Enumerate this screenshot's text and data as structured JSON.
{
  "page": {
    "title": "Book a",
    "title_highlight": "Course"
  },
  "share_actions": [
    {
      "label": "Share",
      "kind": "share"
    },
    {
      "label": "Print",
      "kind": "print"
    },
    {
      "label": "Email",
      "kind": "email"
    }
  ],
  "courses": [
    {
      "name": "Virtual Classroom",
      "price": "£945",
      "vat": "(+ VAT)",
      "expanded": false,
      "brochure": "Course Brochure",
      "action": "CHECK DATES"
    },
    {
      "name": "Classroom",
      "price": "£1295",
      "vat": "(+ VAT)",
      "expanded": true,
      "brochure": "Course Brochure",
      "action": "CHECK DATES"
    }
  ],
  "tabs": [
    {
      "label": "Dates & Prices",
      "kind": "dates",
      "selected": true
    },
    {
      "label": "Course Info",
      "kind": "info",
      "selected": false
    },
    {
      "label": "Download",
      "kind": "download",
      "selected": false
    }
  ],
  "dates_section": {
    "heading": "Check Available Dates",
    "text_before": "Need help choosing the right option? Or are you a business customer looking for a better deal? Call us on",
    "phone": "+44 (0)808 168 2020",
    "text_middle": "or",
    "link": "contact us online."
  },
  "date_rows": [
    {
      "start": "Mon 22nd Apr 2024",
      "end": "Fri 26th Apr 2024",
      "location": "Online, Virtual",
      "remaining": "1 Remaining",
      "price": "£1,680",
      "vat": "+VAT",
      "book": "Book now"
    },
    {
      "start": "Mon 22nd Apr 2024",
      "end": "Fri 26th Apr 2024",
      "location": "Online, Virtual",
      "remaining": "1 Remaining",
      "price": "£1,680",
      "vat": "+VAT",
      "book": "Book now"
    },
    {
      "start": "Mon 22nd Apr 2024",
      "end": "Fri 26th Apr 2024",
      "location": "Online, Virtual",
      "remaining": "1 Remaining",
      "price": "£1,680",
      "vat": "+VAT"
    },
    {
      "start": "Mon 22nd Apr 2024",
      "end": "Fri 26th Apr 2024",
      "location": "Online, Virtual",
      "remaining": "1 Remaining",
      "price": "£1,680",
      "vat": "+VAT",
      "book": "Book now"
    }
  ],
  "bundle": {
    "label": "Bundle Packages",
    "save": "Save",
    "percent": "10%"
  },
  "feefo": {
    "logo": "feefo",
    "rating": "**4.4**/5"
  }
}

> _GIVEN TASK_
Write out every record shown above, word for word.

> _FINAL RESULT_
Enumerate this screenshot's text and data as structured JSON.
{
  "page": {
    "title": "Book a",
    "title_highlight": "Course"
  },
  "share_actions": [
    {
      "label": "Share",
      "kind": "share"
    },
    {
      "label": "Print",
      "kind": "print"
    },
    {
      "label": "Email",
      "kind": "email"
    }
  ],
  "courses": [
    {
      "name": "Virtual Classroom",
      "price": "£945",
      "vat": "(+ VAT)",
      "expanded": false,
      "brochure": "Course Brochure",
      "action": "CHECK DATES"
    },
    {
      "name": "Classroom",
      "price": "£1295",
      "vat": "(+ VAT)",
      "expanded": true,
      "brochure": "Course Brochure",
      "action": "CHECK DATES"
    }
  ],
  "tabs": [
    {
      "label": "Dates & Prices",
      "kind": "dates",
      "selected": true
    },
    {
      "label": "Course Info",
      "kind": "info",
      "selected": false
    },
    {
      "label": "Download",
      "kind": "download",
      "selected": false
    }
  ],
  "dates_section": {
    "heading": "Check Available Dates",
    "text_before": "Need help choosing the right option? Or are you a business customer looking for a better deal? Call us on",
    "phone": "+44 (0)808 168 2020",
    "text_middle": "or",
    "link": "contact us online."
  },
  "date_rows": [
    {
      "start": "Mon 22nd Apr 2024",
      "end": "Fri 26th Apr 2024",
      "location": "Online, Virtual",
      "remaining": "1 Remaining",
      "price": "£1,680",
      "vat": "+VAT",
      "book": "Book now"
    },
    {
      "start": "Mon 22nd Apr 2024",
      "end": "Fri 26th Apr 2024",
      "location": "Online, Virtual",
      "remaining": "1 Remaining",
      "price": "£1,680",
      "vat": "+VAT",
      "book": "Book now"
    },
    {
      "start": "Mon 22nd Apr 2024",
      "end": "Fri 26th Apr 2024",
      "location": "Online, Virtual",
      "remaining": "1 Remaining",
      "price": "£1,680",
      "vat": "+VAT"
    },
    {
      "start": "Mon 22nd Apr 2024",
      "end": "Fri 26th Apr 2024",
      "location": "Online, Virtual",
      "remaining": "1 Remaining",
      "price": "£1,680",
      "vat": "+VAT",
      "book": "Book now"
    }
  ],
  "bundle": {
    "label": "Bundle Packages",
    "save": "Save",
    "percent": "10%"
  },
  "feefo": {
    "logo": "feefo",
    "rating": "**4.4**/5"
  }
}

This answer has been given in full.